→ Required work
Copy the stretch of the SecureDrop article from "june 3, 2016" through "divulging their identity.", keeping every word as it appears.

── Given text

It's All Journalism: SecureDrop Helps Journalists Protect Identity of Anonymous Sources

june 3, 2016  02:00 pm
It's All Journalism: SecureDrop Helps Journalists Protect Identity of Anonymous Sources
For journalists working with anonymous sources, sometimes low-tech is better, like when Woodward and Bernstein received signals of new information from a potted plant.

But if a source really wants to keep his or her identity hidden, there’s a new tool: SecureDrop, a three-computer system for providing journalists with highly sensitive information without divulging their identity.

About 30 organizations and individuals have SecureDrop systems in place right now, says Charles Berret, a Ph.D. student in communications and a fellow at the Tow Center for Digital Journalism at the Columbia University School of Journalism.

SecureDrop is “less a tool to protect journalists than to secure their sources,” Berret said, who recently wrote a Tow Center report about SecureDrop.

Think about the uproar and controversy caused by the leaks to The Washington Post and The Guardian by former NSA contractor Edward Snowden, he said. “In the event a major leak is published, the whistleblower’s often significantly more vulnerable than the outlet itself. SecureDrop is a system designed to make it as safe as possible for a source to contact a journalist if they think they have something important to share.”

────
── Provided information

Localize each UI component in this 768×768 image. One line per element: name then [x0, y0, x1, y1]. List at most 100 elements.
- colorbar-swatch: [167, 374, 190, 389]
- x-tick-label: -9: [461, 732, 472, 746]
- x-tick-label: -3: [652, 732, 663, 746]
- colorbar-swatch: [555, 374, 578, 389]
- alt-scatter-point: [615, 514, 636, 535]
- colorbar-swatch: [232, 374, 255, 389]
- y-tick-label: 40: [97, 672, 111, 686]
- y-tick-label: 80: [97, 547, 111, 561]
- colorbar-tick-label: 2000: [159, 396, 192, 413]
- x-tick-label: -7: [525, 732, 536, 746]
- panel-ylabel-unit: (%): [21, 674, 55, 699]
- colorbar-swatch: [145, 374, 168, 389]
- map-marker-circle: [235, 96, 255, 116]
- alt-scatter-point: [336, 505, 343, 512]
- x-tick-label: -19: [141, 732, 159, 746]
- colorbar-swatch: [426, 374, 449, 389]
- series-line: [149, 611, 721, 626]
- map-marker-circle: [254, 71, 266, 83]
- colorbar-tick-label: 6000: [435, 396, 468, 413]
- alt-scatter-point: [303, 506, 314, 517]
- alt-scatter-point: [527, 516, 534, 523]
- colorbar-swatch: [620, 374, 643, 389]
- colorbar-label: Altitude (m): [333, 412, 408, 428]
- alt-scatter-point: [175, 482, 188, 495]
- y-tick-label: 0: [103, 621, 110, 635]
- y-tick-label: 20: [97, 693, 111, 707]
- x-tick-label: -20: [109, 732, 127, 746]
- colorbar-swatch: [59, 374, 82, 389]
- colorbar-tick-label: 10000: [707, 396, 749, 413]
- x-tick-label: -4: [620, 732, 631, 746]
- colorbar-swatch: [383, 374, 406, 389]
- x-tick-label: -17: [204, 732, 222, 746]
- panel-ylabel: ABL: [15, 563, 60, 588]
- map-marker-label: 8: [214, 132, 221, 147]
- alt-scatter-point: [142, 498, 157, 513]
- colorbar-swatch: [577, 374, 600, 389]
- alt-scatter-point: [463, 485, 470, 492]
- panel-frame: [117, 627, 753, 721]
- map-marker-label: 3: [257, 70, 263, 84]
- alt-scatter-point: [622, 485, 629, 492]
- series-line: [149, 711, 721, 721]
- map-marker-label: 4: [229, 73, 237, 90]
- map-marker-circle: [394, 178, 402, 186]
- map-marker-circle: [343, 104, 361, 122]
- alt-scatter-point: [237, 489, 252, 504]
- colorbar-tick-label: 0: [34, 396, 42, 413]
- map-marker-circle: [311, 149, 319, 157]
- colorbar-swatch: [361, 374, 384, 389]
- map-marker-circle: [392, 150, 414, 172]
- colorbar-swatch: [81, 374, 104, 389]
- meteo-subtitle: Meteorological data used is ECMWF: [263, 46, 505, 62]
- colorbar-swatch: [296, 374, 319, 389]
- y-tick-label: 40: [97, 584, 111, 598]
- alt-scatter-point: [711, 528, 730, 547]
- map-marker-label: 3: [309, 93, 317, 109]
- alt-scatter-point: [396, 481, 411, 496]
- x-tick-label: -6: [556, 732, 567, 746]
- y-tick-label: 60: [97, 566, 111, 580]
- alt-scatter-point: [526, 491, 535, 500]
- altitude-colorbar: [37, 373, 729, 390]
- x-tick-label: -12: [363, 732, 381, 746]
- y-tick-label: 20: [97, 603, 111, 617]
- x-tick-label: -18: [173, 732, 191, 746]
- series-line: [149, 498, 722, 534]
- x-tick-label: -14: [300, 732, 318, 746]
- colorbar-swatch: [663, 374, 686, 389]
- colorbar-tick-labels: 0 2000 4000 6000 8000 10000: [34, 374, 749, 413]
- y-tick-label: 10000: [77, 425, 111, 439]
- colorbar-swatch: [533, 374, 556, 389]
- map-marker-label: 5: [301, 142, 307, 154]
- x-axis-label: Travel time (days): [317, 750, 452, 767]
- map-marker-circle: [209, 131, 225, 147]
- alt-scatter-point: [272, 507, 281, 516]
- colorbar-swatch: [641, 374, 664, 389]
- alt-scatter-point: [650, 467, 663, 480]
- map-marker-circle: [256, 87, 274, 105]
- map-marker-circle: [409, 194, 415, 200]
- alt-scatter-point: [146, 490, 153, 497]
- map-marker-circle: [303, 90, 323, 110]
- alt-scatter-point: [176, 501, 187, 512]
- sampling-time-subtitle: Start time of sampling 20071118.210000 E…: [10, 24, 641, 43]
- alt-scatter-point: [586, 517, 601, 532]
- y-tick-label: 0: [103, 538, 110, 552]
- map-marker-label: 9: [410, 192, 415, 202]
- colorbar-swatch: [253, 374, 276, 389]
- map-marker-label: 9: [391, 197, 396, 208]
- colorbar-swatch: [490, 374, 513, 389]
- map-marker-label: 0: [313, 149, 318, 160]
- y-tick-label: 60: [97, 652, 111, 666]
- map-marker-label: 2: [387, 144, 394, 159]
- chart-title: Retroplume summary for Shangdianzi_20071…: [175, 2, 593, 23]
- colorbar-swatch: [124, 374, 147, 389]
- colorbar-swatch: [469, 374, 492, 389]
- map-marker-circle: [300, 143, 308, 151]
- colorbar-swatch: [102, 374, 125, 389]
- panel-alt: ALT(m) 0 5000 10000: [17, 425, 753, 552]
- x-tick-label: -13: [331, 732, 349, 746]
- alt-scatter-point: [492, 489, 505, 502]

────

→ Completed exercise
june 3, 2016  02:00 pm
It's All Journalism: SecureDrop Helps Journalists Protect Identity of Anonymous Sources
For journalists working with anonymous sources, sometimes low-tech is better, like when Woodward and Bernstein received signals of new information from a potted plant.

But if a source really wants to keep his or her identity hidden, there’s a new tool: SecureDrop, a three-computer system for providing journalists with highly sensitive information without divulging their identity.